* **Directions**
All the entries need to be quoted exactly, apart from the pictures, which you should drop.

* **Dataset records**
------------

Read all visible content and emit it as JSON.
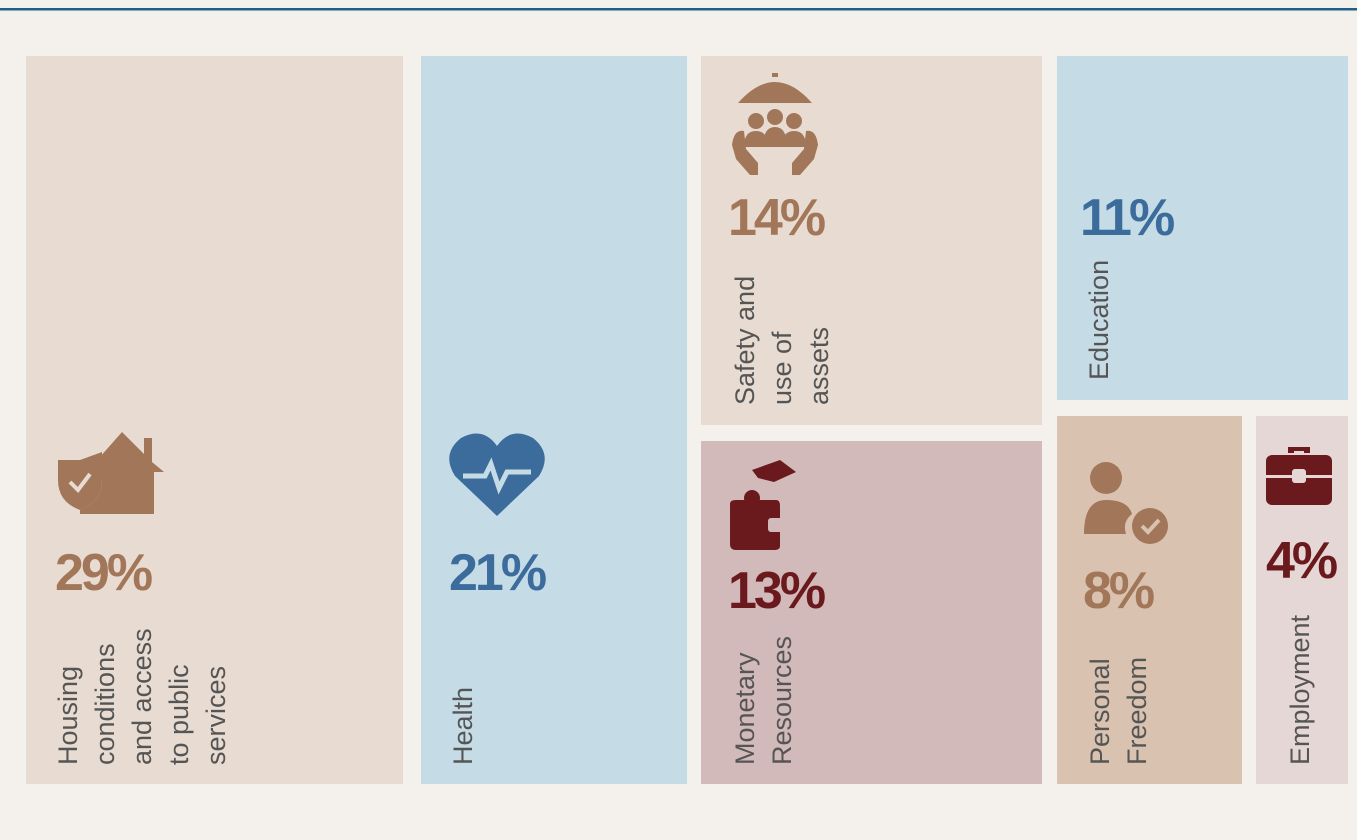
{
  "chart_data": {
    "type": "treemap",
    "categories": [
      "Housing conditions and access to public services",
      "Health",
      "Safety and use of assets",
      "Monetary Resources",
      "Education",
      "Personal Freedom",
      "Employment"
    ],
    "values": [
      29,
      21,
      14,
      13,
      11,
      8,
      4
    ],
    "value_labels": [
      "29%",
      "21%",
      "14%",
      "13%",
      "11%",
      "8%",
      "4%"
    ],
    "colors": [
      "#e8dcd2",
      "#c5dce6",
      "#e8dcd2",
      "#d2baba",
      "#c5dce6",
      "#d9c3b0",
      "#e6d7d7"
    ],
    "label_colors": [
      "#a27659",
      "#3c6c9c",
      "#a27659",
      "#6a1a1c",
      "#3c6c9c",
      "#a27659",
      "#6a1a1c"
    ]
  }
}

------------

* **Response for this exercise**
Read all visible content and emit it as JSON.
{
  "chart_data": {
    "type": "treemap",
    "categories": [
      "Housing conditions and access to public services",
      "Health",
      "Safety and use of assets",
      "Monetary Resources",
      "Education",
      "Personal Freedom",
      "Employment"
    ],
    "values": [
      29,
      21,
      14,
      13,
      11,
      8,
      4
    ],
    "value_labels": [
      "29%",
      "21%",
      "14%",
      "13%",
      "11%",
      "8%",
      "4%"
    ],
    "colors": [
      "#e8dcd2",
      "#c5dce6",
      "#e8dcd2",
      "#d2baba",
      "#c5dce6",
      "#d9c3b0",
      "#e6d7d7"
    ],
    "label_colors": [
      "#a27659",
      "#3c6c9c",
      "#a27659",
      "#6a1a1c",
      "#3c6c9c",
      "#a27659",
      "#6a1a1c"
    ]
  }
}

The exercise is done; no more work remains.